_What to produce_: Leave out any picture and return the remaining listing below exactly as given.

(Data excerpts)
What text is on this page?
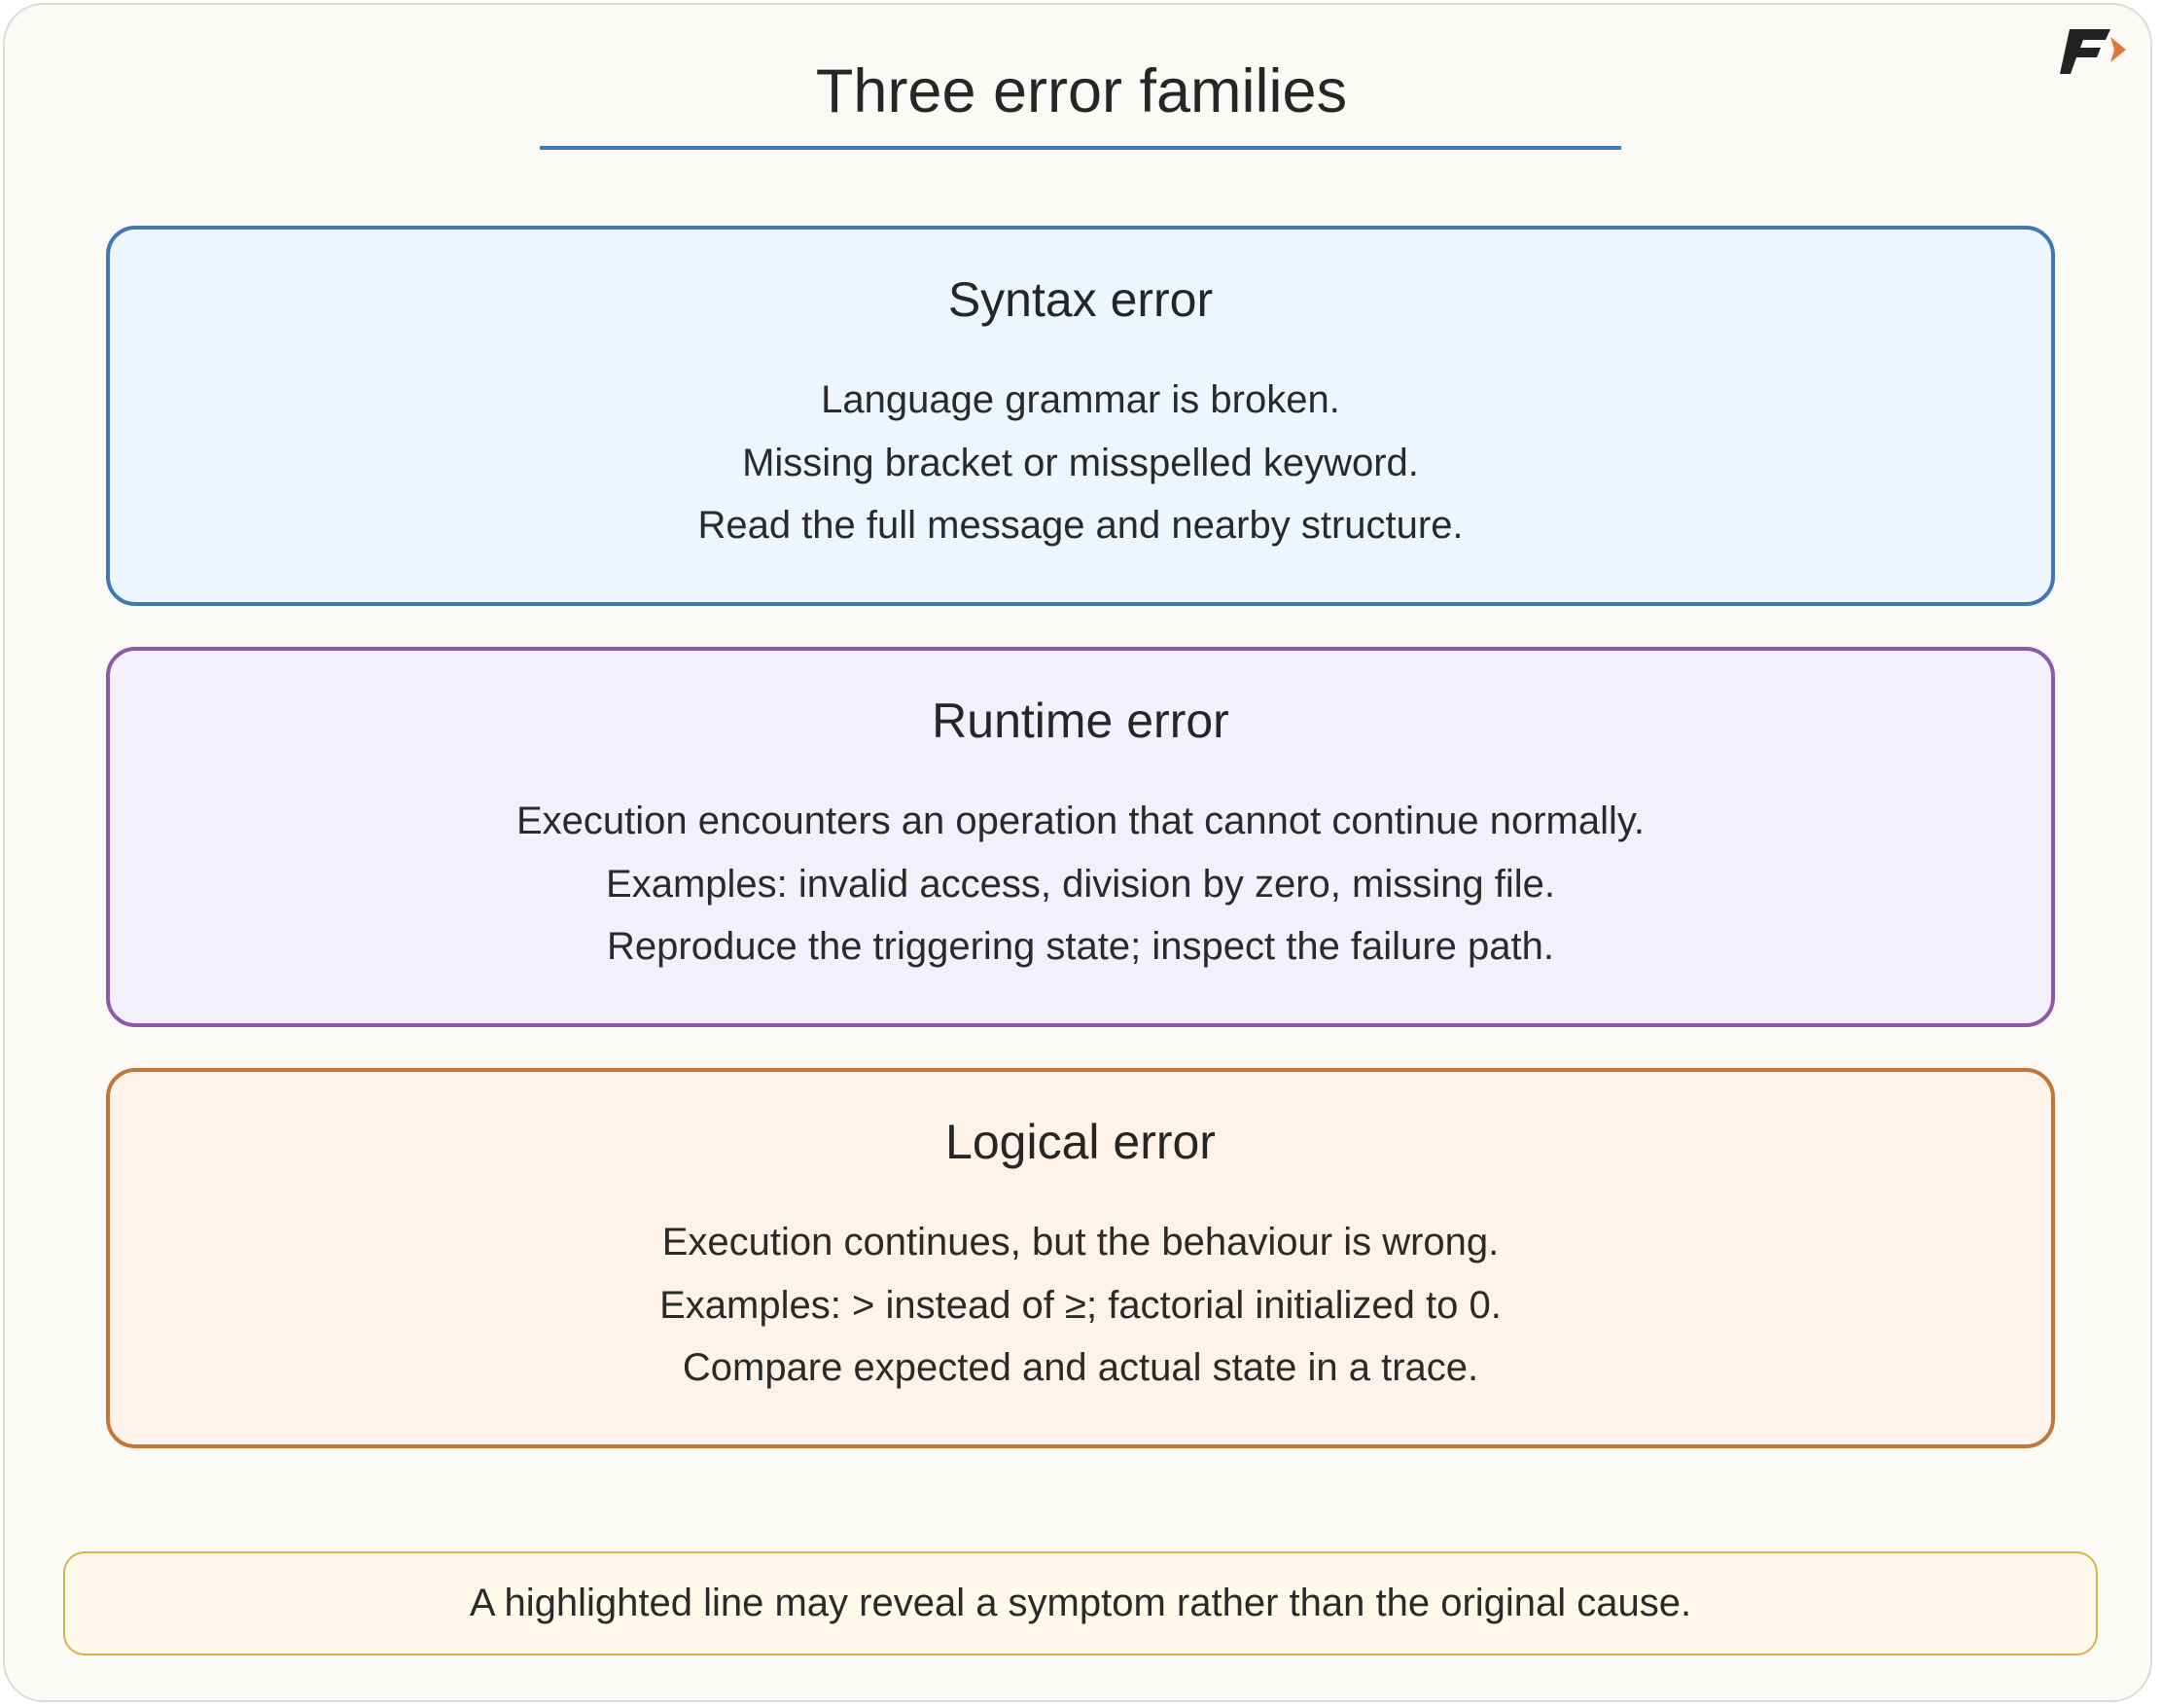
Three error families
Syntax error
Language grammar is broken.
Missing bracket or misspelled keyword.
Read the full message and nearby structure.
Runtime error
Execution encounters an operation that cannot continue normally.
Examples: invalid access, division by zero, missing file.
Reproduce the triggering state; inspect the failure path.
Logical error
Execution continues, but the behaviour is wrong.
Examples: > instead of ≥; factorial initialized to 0.
Compare expected and actual state in a trace.
A highlighted line may reveal a symptom rather than the original cause.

_Correct result_:
What text is on this page?
Three error families
Syntax error
Language grammar is broken.
Missing bracket or misspelled keyword.
Read the full message and nearby structure.
Runtime error
Execution encounters an operation that cannot continue normally.
Examples: invalid access, division by zero, missing file.
Reproduce the triggering state; inspect the failure path.
Logical error
Execution continues, but the behaviour is wrong.
Examples: > instead of ≥; factorial initialized to 0.
Compare expected and actual state in a trace.
A highlighted line may reveal a symptom rather than the original cause.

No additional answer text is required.